Give only a count of the lines that include the string "计算违约金".

## Data entries

****************************************

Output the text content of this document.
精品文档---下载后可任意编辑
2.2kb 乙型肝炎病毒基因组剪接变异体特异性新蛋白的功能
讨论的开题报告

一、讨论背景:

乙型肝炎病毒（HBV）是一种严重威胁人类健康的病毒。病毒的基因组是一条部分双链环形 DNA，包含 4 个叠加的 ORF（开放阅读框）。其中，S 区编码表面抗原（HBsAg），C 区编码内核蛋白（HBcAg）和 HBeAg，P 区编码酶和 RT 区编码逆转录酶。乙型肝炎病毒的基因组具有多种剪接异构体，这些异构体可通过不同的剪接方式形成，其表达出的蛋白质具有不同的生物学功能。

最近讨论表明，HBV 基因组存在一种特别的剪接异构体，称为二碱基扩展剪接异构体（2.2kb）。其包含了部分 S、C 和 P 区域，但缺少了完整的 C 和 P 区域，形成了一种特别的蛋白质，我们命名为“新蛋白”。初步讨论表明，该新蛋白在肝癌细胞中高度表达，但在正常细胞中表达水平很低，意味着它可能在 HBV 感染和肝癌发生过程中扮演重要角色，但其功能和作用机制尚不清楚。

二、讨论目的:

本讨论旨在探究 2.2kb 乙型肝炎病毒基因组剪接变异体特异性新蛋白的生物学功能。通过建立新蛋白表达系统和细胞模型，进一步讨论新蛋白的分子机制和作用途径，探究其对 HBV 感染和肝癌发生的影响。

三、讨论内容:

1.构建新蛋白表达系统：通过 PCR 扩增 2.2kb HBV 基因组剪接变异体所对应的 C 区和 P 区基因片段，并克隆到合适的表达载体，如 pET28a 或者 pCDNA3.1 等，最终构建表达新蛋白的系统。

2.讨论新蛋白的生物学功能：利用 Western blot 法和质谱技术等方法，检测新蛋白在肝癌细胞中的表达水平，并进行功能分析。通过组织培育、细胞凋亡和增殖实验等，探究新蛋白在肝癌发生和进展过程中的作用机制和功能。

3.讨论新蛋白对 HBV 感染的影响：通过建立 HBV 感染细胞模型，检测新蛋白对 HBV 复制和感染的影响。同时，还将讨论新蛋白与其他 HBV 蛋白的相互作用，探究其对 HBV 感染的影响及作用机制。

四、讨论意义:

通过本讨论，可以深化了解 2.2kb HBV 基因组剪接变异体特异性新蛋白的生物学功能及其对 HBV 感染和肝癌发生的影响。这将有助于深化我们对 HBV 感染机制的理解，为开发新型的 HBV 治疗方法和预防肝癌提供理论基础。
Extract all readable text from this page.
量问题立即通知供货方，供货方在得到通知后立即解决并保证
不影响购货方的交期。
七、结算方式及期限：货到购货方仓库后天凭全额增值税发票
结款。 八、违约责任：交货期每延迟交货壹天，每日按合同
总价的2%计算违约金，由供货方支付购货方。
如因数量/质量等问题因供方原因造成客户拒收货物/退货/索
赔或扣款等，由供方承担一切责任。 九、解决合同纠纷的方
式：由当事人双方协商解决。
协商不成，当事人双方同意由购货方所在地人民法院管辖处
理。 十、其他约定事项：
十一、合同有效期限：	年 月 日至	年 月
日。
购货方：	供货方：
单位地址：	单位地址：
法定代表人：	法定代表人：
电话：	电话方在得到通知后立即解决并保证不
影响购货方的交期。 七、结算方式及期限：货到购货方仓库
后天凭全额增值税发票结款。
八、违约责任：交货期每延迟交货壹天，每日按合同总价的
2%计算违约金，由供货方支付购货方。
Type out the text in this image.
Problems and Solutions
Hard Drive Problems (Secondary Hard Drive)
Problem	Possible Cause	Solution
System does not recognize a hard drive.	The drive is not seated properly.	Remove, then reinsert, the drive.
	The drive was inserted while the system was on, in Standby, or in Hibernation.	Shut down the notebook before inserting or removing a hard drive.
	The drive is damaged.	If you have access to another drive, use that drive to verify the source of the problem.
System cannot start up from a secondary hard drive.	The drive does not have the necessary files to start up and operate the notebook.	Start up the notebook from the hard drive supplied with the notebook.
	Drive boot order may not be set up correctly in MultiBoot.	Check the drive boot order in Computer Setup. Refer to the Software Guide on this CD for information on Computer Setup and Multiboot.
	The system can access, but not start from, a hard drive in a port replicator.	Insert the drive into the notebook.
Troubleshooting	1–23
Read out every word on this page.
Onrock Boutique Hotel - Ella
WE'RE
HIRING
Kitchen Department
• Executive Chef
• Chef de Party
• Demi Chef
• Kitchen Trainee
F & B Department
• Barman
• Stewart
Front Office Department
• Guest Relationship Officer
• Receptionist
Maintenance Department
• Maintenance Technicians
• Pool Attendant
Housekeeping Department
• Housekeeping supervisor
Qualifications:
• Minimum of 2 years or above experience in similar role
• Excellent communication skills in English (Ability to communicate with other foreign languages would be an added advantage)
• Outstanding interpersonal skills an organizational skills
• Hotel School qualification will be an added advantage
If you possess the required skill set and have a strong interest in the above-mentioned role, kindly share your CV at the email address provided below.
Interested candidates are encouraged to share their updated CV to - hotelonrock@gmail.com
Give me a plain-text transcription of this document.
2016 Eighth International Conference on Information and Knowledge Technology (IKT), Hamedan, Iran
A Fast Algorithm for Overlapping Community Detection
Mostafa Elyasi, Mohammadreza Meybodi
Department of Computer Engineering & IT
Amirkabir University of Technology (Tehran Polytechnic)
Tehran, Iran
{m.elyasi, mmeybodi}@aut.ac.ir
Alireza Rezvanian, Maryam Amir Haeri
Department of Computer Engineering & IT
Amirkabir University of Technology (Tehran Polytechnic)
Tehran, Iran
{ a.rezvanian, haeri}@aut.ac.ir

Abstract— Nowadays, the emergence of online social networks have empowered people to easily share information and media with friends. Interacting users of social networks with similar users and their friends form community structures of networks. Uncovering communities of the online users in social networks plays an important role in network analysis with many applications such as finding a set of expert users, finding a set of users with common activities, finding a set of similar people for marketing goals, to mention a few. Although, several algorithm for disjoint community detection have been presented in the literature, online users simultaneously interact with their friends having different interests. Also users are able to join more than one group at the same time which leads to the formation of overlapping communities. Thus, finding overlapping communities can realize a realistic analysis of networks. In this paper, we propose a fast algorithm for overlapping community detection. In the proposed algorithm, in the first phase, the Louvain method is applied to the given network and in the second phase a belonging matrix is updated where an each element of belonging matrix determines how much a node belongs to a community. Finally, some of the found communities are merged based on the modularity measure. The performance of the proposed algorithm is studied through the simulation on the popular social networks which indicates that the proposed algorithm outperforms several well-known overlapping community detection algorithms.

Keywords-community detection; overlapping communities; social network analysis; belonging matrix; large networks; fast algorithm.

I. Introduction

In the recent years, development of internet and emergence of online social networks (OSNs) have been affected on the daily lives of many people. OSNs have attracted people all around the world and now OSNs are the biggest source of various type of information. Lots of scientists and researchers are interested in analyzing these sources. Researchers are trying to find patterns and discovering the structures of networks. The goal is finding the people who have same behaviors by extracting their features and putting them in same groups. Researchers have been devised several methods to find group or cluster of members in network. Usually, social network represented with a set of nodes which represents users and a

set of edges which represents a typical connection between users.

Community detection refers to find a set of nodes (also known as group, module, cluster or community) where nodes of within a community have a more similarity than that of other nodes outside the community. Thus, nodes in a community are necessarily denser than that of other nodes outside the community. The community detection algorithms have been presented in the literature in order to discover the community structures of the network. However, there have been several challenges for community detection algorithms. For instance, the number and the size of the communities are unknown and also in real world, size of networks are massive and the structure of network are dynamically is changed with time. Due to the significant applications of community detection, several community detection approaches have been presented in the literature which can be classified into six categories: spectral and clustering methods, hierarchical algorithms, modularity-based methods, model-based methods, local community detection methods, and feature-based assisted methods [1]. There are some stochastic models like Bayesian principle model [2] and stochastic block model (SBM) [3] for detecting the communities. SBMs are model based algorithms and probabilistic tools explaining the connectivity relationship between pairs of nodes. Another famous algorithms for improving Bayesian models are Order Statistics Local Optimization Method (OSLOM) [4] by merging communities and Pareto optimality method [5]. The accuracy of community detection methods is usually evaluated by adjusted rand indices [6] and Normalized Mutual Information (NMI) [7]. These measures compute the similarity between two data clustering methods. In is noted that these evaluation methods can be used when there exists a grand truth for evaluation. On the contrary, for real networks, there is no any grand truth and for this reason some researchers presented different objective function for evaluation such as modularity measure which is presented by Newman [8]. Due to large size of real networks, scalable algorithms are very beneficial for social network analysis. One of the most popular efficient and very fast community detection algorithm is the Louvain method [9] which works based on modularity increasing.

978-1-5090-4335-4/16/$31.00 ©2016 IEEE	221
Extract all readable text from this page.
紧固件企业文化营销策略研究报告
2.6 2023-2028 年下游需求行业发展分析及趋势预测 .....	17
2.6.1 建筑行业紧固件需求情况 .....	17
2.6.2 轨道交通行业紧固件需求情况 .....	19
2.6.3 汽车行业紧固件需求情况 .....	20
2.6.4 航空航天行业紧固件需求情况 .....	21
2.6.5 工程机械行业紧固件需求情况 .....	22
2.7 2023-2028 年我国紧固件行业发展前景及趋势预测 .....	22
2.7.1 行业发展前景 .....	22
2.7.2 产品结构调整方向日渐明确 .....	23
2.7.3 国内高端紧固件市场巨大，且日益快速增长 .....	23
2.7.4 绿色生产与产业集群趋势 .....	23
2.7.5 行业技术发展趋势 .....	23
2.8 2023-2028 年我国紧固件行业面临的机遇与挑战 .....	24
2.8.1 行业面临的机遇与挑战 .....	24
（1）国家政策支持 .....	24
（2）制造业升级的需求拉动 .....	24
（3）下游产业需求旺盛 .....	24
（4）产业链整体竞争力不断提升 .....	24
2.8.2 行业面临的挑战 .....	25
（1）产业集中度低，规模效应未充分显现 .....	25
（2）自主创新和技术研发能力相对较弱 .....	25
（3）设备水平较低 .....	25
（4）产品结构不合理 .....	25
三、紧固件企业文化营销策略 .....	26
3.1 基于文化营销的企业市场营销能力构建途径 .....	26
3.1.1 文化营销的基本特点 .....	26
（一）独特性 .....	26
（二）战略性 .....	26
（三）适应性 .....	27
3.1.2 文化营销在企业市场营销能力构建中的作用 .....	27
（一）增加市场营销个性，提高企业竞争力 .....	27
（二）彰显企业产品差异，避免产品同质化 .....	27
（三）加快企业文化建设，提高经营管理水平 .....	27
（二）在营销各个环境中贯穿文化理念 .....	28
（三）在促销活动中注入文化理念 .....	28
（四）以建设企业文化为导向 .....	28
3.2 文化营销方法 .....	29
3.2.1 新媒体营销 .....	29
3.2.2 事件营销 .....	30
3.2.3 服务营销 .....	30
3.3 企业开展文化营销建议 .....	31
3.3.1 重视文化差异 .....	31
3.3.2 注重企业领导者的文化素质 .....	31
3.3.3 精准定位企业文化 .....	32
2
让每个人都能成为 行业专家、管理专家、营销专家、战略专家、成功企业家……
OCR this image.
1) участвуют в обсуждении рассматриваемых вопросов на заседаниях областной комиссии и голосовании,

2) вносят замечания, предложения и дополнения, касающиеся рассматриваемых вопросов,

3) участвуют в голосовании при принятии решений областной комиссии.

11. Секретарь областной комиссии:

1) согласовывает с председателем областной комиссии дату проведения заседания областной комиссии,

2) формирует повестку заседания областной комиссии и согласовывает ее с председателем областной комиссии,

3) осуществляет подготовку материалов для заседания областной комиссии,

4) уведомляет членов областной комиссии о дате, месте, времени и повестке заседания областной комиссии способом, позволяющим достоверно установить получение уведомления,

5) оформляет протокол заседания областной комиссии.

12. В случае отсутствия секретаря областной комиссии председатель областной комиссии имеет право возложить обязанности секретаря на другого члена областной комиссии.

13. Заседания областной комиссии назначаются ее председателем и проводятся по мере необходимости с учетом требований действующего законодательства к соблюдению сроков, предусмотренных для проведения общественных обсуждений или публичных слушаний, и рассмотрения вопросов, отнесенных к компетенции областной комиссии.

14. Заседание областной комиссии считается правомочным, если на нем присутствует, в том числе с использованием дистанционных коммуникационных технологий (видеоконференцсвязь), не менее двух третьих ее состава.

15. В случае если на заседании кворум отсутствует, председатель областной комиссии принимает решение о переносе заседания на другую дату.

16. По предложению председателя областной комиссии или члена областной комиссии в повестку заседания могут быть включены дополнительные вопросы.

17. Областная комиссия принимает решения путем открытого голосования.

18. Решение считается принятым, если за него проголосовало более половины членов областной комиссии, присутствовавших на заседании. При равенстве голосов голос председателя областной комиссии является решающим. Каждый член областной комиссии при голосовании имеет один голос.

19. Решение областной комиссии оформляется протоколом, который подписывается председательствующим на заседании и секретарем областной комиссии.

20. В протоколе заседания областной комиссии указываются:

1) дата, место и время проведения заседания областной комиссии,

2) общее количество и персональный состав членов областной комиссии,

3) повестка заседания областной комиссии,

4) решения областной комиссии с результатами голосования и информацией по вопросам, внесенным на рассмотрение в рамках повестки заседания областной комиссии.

****************************************

## Response
2